» **TASKS FOR THIS EXERCISE**:
(a) Name every artwork by Hardrick that the passage below on his exhibitions mentions by title.
(b) Pick up the passage below about Hardrick's exhibitions after its final sentence and keep writing.

» **GIVEN TEXT**:
His first major exhibition was at Allen Chapel, A.M.E. Church in 1914. In 1928 he also painted a mural at the African Methodist Episcopal Church in Indianapolis entitled "Christ and the Samaritan Woman at the Well."

Hardrick's work was showcased at the 10th Annual Exhibition of Works by Indiana Artists in 1917. Hale Woodruff and Hardrick shared a studio for a time in the 1920s at 541 Indiana Avenue and in 1927 exhibited together at the Art Institute of Chicago. In 1927, Hardrick received a Bronze Award from the Harmon foundation for his painting, Portrait of a Young Girl. Beginning in 1928, Hardrick received grants from the Harmon Foundation for 5 years. His art was included in the Second Annual Exhibition of Contemporary Negro Art in San Diego, California in 1929. Also in 1929, his work was displayed at the Smithsonian Institution. He and worked as a Works Progress Administration muralist in 1933–34. In 1933 he received a blue ribbon at the Indiana State Fair for his portrait Mammy.

His work was also displayed in the Hoosier Salon at Marshall Field Art Gallery in Chicago, Illinois in 1929, 1931, and 1934.

From July 4-September 2, 1940, Hardrick's work was included as part of the Exhibition of the Art of the American Negro (1851–1940) in the Tanner Art Galleries in Chicago, Illinois.

» **SOURCE EXCERPT**:
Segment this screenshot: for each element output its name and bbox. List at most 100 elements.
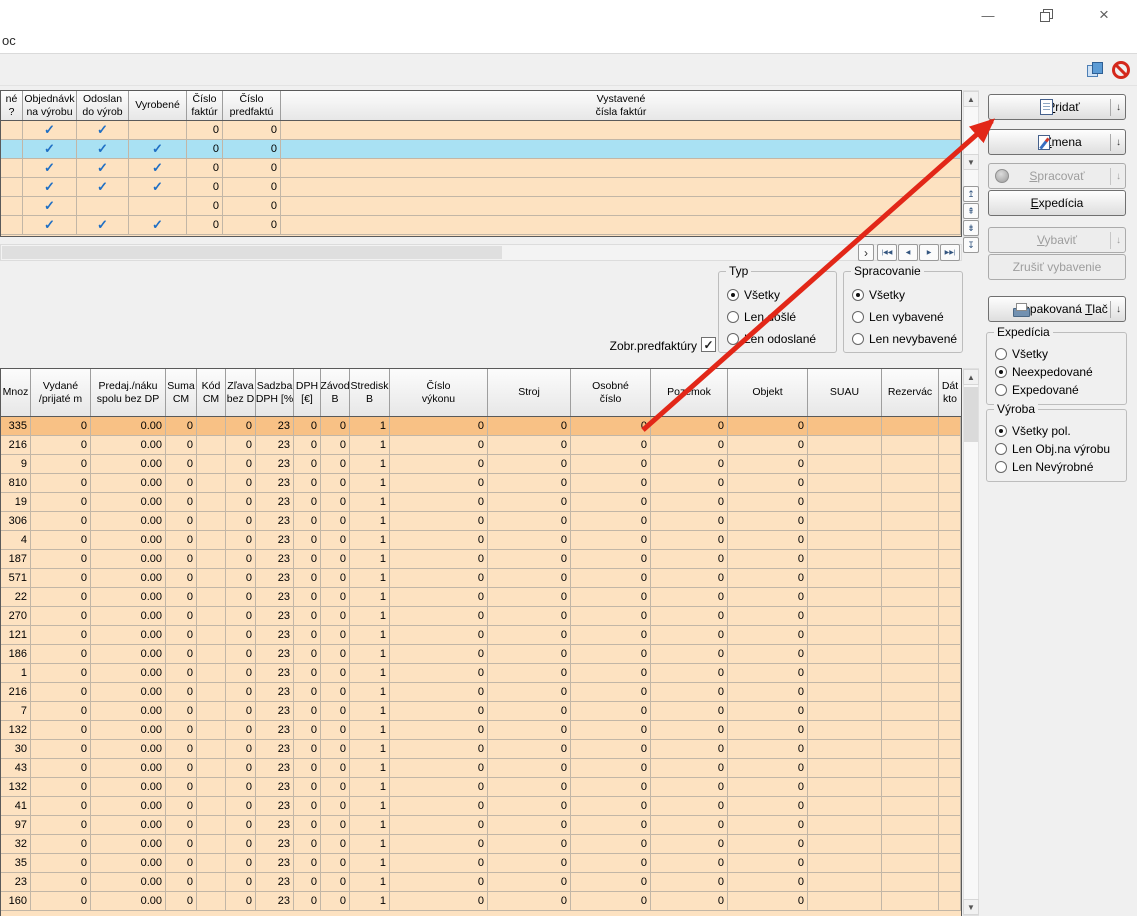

» **RESULTS OF THE EXERCISE**:
(a) "Christ and the Samaritan Woman at the Well," Portrait of a Young Girl, Mammy

(b)
Hardrick's works include certain holdings at the Indianapolis Museum of Art including:
Little Brown Girl, created in 1927 (which was purchased by Indianapolis African-American citizens and donated to the IMA in 1929, and re-acquired in 1993).
Winter Landscape, created in 1945 and Untitled Landscape

Hardrick's art is also owned by the Indiana State Museum. It was exhibited February 1-March 16, 1977 as part of the Woodruff, Hardrick, and Scott exhibition. It was also exhibited earlier, on March 23-April 4, 1929 as part of the Exhibition of Fine Art by Negro Artists.

Certain of Hardrick's works are lost, including Lady X and murals painted for a WPA commission for local Indianapolis schools. The story of the loss of Lady X reveals the strained finances of Hardrick in 1933. The Harmon Foundation had been exhibiting the piece and returned it to Hardrick via Railway Express. The artist was unable to pay the freight charges to retrieve the work, and records of its present location are unavailable.

==Memorial==
John Wesley Hardrick is buried in Crown Hill Cemetery in Indianapolis, Indiana.

A building on the campus of Indianapolis University - Purdue University Indianapolis (IUPUI) is also named after the artist.

=== Workers mural re-imagined ===
In 2021 Norwood, a historic neighborhood where Hardrick and his family once own land, was slated for a project where a morgue and forensics facilities would be constructed on land once owned by John Hardrick. Though opposition from Norwood residents the plan for the morgue and forensics facilities was cancelled and in its place a plan for a public park replaced it. Within this park, a community center would be built and a mural would be created by Kaila Austin which would re-imagine Hardrick's Workers which was created in 1934 for the Crispus Attucks High School that was never installed and has since been lost.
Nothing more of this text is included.